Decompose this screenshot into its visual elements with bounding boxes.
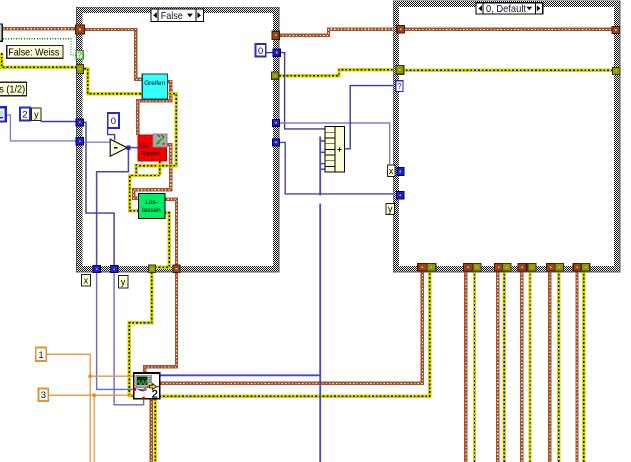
tunnel case2 bottom brown 5 bbox=[547, 264, 556, 272]
wire olive case2 bottom wire 2 bbox=[473, 270, 476, 462]
subtract node bbox=[110, 139, 127, 156]
wire blue 0 tunnel to compound add input 1 bbox=[280, 53, 325, 129]
wire olive from left edge to case1 tunnel bbox=[2, 53, 76, 67]
tunnel case2 selector ? bbox=[396, 81, 403, 92]
svg-text:Greifen: Greifen bbox=[144, 80, 165, 87]
tunnel case2 bottom olive 2 bbox=[473, 264, 481, 272]
wire olive case1 bottom tunnel to node bbox=[129, 272, 152, 396]
wire brown case2 bottom wire 2 bbox=[464, 270, 467, 462]
tunnel case2 bottom olive 5 bbox=[555, 264, 564, 272]
svg-text:?: ? bbox=[397, 82, 402, 91]
wire brown Greifen to DC Raster bbox=[138, 82, 171, 136]
tunnel case1 left olive bbox=[77, 64, 84, 73]
svg-text:y: y bbox=[34, 109, 39, 119]
wire blue hook into compound add at 152.3 bbox=[320, 151, 325, 153]
wire orange branch to node bbox=[90, 375, 134, 377]
case 1 selector label False bbox=[151, 9, 204, 22]
node picture indicator with scope icon bbox=[134, 373, 160, 401]
tunnel case1 bottom brown bbox=[173, 265, 180, 272]
svg-text:lassen: lassen bbox=[142, 207, 161, 214]
svg-text:0, Default: 0, Default bbox=[486, 4, 526, 15]
wire blue node output to vertical bbox=[159, 374, 320, 376]
numeric constant 2 bbox=[20, 108, 30, 121]
wire brown case1 tunnel to Greifen bbox=[84, 30, 143, 80]
wire green boolean to case selector tunnel bbox=[3, 39, 76, 55]
tunnel case1 selector ? bbox=[76, 50, 83, 59]
subVI Greifen bbox=[142, 74, 167, 99]
tunnel case2 bottom olive 1 bbox=[427, 264, 436, 272]
subVI Loslassen bbox=[138, 193, 165, 218]
coercion dot node left bbox=[133, 388, 136, 391]
wire blue array wire vertical lower bbox=[319, 204, 321, 462]
numeric constant 3 orange bbox=[39, 389, 49, 402]
numeric constant 1 orange bbox=[36, 348, 47, 361]
wire brown case2 bottom wire 5 bbox=[548, 270, 551, 462]
svg-text:False: False bbox=[161, 11, 183, 22]
svg-text:2: 2 bbox=[22, 109, 27, 120]
wire blue subtract output to bottom tunnel x bbox=[97, 148, 129, 266]
numeric constant cut at left edge bbox=[0, 107, 6, 121]
svg-text:2: 2 bbox=[152, 389, 158, 401]
svg-text:y: y bbox=[121, 277, 126, 287]
tunnel case2 left blue y bbox=[397, 192, 405, 199]
wire brown case2 bottom wire 3 bbox=[496, 270, 499, 462]
wire brown case2 bottom wire 6 bbox=[575, 270, 578, 462]
wire brown Loslassen to case1 bottom tunnel bbox=[164, 199, 176, 266]
svg-text:Raster: Raster bbox=[141, 150, 161, 157]
svg-text:1: 1 bbox=[38, 350, 43, 361]
wire blue hook into compound add at 169.2 bbox=[320, 168, 325, 170]
wire blue from constants 2,y to case1 tunnel bbox=[41, 121, 77, 123]
wire blue compound add output to case2 selector tunnel bbox=[344, 86, 395, 149]
tunnel case1 bottom olive bbox=[148, 265, 155, 272]
wire brown case2 bottom wire 4 bbox=[520, 270, 523, 462]
svg-text:?: ? bbox=[77, 51, 82, 60]
wire blue subtract output to DC Raster bbox=[127, 147, 138, 149]
tunnel case1 right blue upper bbox=[273, 120, 280, 127]
label y below case1 bbox=[118, 276, 127, 289]
wire blue below case1 y to node bottom bbox=[114, 272, 144, 405]
wire brown case1 bottom tunnel to node top bbox=[145, 272, 177, 374]
wire blue hook into compound add at 163.7 bbox=[320, 163, 325, 165]
compound arithmetic add node bbox=[325, 127, 344, 173]
tunnel case1 right olive bbox=[272, 72, 279, 79]
tunnel case2 bottom olive 4 bbox=[528, 264, 536, 272]
tunnel case1 left blue lower bbox=[76, 137, 83, 145]
wire blue below case1 x to node bbox=[97, 272, 135, 389]
svg-text:x: x bbox=[84, 275, 89, 285]
wire olive DC bottom stub bbox=[158, 161, 161, 176]
wire olive case2 bottom wire 3 bbox=[503, 270, 506, 462]
wire olive case1 right tunnel to case2 left tunnel bbox=[279, 70, 396, 76]
tunnel case1 left brown bbox=[76, 25, 85, 34]
wire blue inside case1 to bottom tunnel y bbox=[83, 122, 114, 266]
wire brown node bottom down to edge bbox=[150, 399, 153, 462]
tunnel case2 left olive bbox=[396, 66, 404, 75]
tunnel case2 right brown bbox=[612, 27, 619, 34]
svg-text:0: 0 bbox=[258, 46, 263, 57]
tunnel case2 bottom brown 4 bbox=[518, 264, 526, 272]
wire blue inside case1 to subtract input bbox=[83, 141, 110, 143]
tunnel case1 left blue upper bbox=[76, 119, 83, 126]
boxed control cut off at left edge bbox=[0, 24, 2, 41]
tunnel case1 right brown bbox=[272, 31, 279, 39]
tunnel case2 bottom brown 1 bbox=[418, 264, 427, 272]
wire blue case1 tunnel to case2 y tunnel bbox=[280, 142, 397, 194]
wire olive Loslassen to case1 bottom tunnel bbox=[153, 213, 169, 267]
label x case2 bbox=[387, 165, 395, 177]
tunnel case1 bottom blue x bbox=[93, 266, 100, 273]
tunnel case2 bottom brown 3 bbox=[495, 264, 503, 272]
wire orange constant 1 down bbox=[46, 354, 90, 462]
wire blue constant 0 to case1 right tunnel bbox=[266, 52, 274, 54]
tunnel case2 right olive bbox=[613, 67, 620, 74]
tunnel case2 bottom brown 2 bbox=[464, 264, 473, 272]
wire blue hook into compound add at 140.9 bbox=[320, 140, 325, 142]
wire olive case2 bottom wire 5 bbox=[557, 270, 560, 462]
wire olive across case2 bbox=[402, 69, 614, 72]
coercion dot node bottom bbox=[142, 397, 145, 400]
tunnel case1 right blue lower bbox=[273, 139, 280, 146]
case 2 selector label 0 Default bbox=[476, 3, 543, 15]
wire olive into Loslassen bbox=[130, 176, 160, 211]
svg-text:Los-: Los- bbox=[145, 199, 157, 206]
svg-text:s (1/2): s (1/2) bbox=[0, 85, 25, 96]
tunnel case2 bottom olive 6 bbox=[581, 264, 590, 272]
wire olive case1 tunnel behind Greifen down to DC area bbox=[84, 69, 176, 166]
wire brown case1 right tunnel to case2 left tunnel bbox=[279, 29, 397, 35]
label y small bbox=[32, 108, 41, 120]
svg-text:False: Weiss: False: Weiss bbox=[8, 48, 59, 59]
tunnel case2 bottom olive 3 bbox=[503, 264, 512, 272]
wire blue case1 tunnel to case2 x tunnel bbox=[280, 123, 390, 169]
label y case2 bbox=[386, 203, 394, 214]
case structure 1 border bbox=[77, 7, 280, 272]
numeric constant 0 right bbox=[256, 44, 266, 57]
junction blue subtract output bbox=[126, 146, 130, 150]
wire blue constant 0 to subtract top bbox=[108, 128, 115, 140]
wire olive case2 bottom wire 6 bbox=[582, 270, 585, 462]
wire orange branch 3 to node bbox=[94, 394, 134, 396]
subVI DC Raster bbox=[138, 134, 167, 161]
wire brown from boxed control to case1 left tunnel bbox=[0, 27, 76, 30]
svg-text:DC: DC bbox=[140, 143, 150, 150]
wire olive node bottom down to edge bbox=[154, 399, 157, 462]
svg-text:y: y bbox=[388, 204, 393, 214]
wire brown DC Raster to Loslassen bbox=[134, 145, 171, 199]
label x below case1 bbox=[81, 274, 90, 286]
wire olive node output to case2 bottom tunnel bbox=[159, 270, 429, 396]
numeric constant 0 subtract bbox=[108, 113, 119, 128]
wire brown across case2 bbox=[402, 28, 614, 31]
wire orange constant 3 down bbox=[48, 395, 94, 462]
wire blue from constant 1 to case1 tunnel bbox=[6, 115, 77, 141]
label False: Weiss bbox=[7, 46, 63, 59]
svg-text:3: 3 bbox=[41, 390, 46, 401]
wire brown node output to case2 bottom tunnel bbox=[159, 270, 422, 383]
tunnel case1 right blue 0 bbox=[273, 49, 280, 56]
label s (1/2) bbox=[0, 82, 27, 96]
junction orange 1 bbox=[88, 374, 92, 378]
tunnel case1 bottom blue y bbox=[111, 266, 118, 273]
tunnel case2 bottom brown 6 bbox=[573, 264, 581, 272]
wire olive connector at DC lower left bbox=[135, 164, 138, 176]
svg-text:x: x bbox=[389, 166, 394, 176]
tunnel case2 left blue x bbox=[397, 168, 404, 176]
svg-text:0: 0 bbox=[111, 116, 116, 127]
wire olive case2 bottom wire 4 bbox=[528, 270, 531, 462]
tunnel case2 left brown bbox=[397, 25, 405, 33]
wire blue array wire vertical upper bbox=[319, 137, 321, 196]
case structure 2 border bbox=[393, 1, 620, 272]
junction orange 3 bbox=[92, 393, 96, 397]
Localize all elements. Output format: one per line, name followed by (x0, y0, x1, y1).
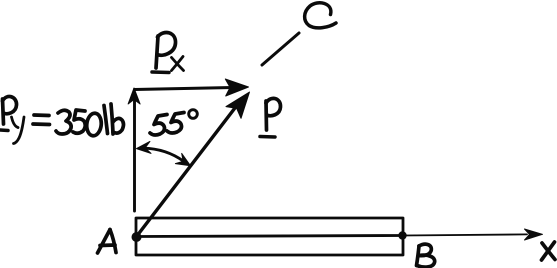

**What you are asked to do**. Reproduce the lines of the records between the lines holding "tunnel case2 bottom brown 5" and "wire brown case2 bottom wire 2", inclusive, with "olive" exchanged for "yellow" and everything else unchanged.

**Result for this task**.
tunnel case2 bottom brown 5 bbox=[547, 264, 556, 272]
wire yellow case2 bottom wire 2 bbox=[473, 270, 476, 462]
subtract node bbox=[110, 139, 127, 156]
wire blue 0 tunnel to compound add input 1 bbox=[280, 53, 325, 129]
wire yellow from left edge to case1 tunnel bbox=[2, 53, 76, 67]
tunnel case2 selector ? bbox=[396, 81, 403, 92]
svg-text:Greifen: Greifen bbox=[144, 80, 165, 87]
tunnel case2 bottom yellow 2 bbox=[473, 264, 481, 272]
wire yellow case1 bottom tunnel to node bbox=[129, 272, 152, 396]
wire brown case2 bottom wire 2 bbox=[464, 270, 467, 462]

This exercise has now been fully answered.